--- START OF DATA PROVIDED ---

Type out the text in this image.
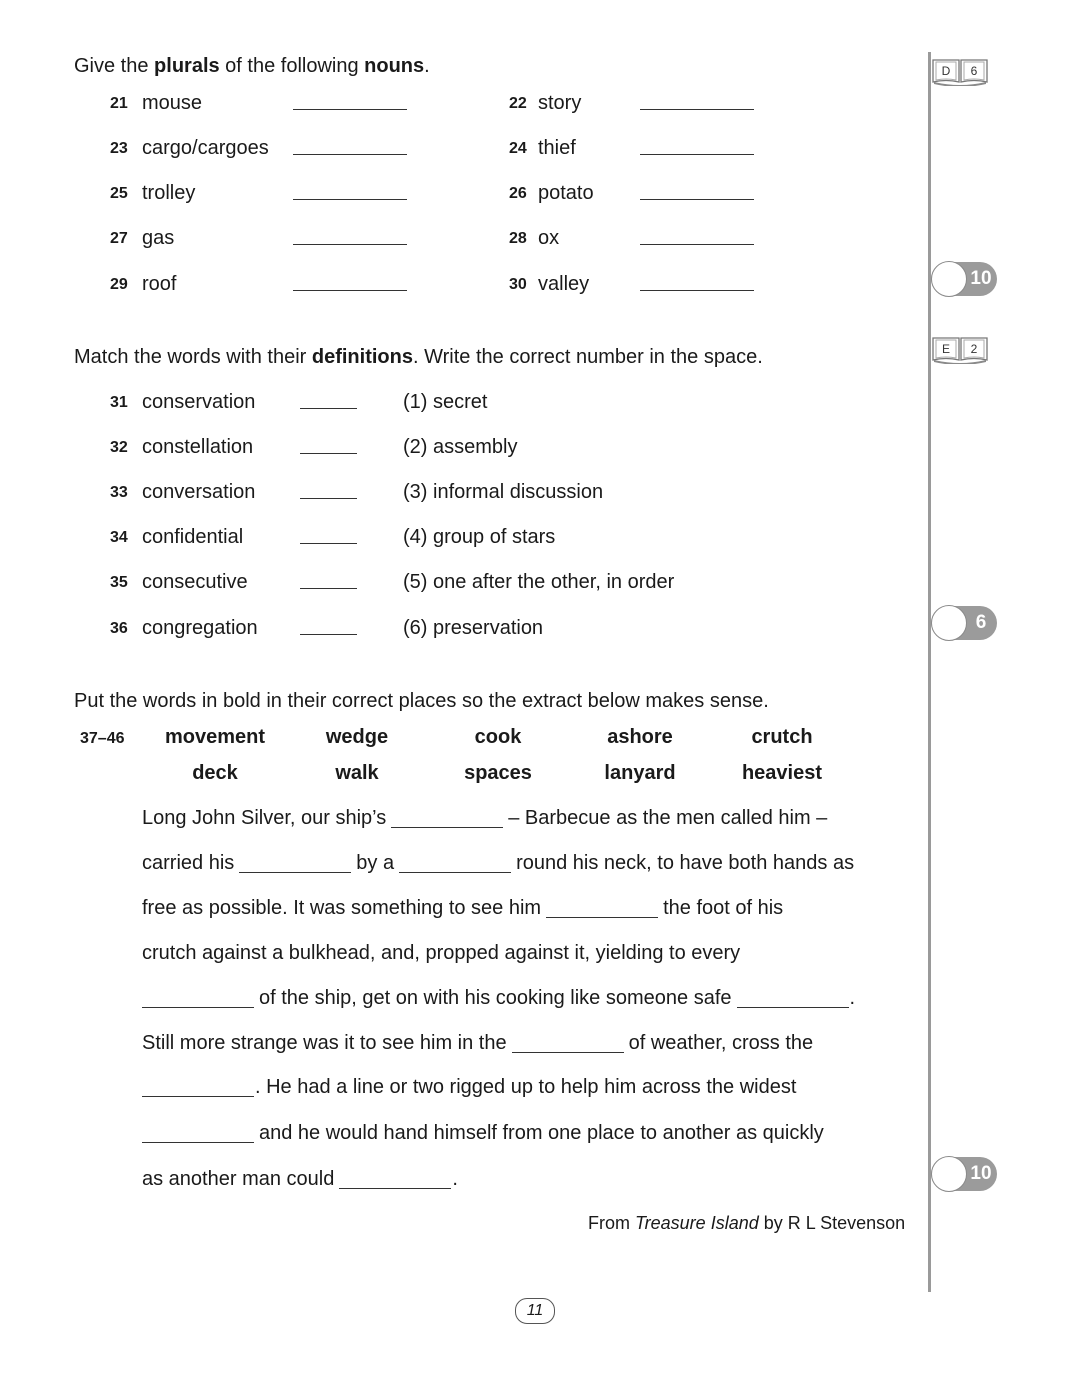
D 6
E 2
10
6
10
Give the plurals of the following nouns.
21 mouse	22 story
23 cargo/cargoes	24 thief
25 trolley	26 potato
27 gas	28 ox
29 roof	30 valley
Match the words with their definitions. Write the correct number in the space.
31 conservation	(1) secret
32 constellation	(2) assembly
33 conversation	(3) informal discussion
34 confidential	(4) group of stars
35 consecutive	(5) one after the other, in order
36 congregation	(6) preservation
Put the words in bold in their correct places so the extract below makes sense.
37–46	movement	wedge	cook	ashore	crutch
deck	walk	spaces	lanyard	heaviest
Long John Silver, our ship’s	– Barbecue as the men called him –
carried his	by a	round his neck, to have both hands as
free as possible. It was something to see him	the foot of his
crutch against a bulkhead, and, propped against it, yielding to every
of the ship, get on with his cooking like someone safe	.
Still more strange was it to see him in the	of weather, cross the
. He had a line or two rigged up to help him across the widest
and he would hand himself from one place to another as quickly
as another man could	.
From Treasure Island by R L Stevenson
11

--- END OF DATA PROVIDED ---

Identify every line above with the string "correct" in it. Copy those lines.

§ **TASK OUTPUT**
Match the words with their definitions. Write the correct number in the space.
Put the words in bold in their correct places so the extract below makes sense.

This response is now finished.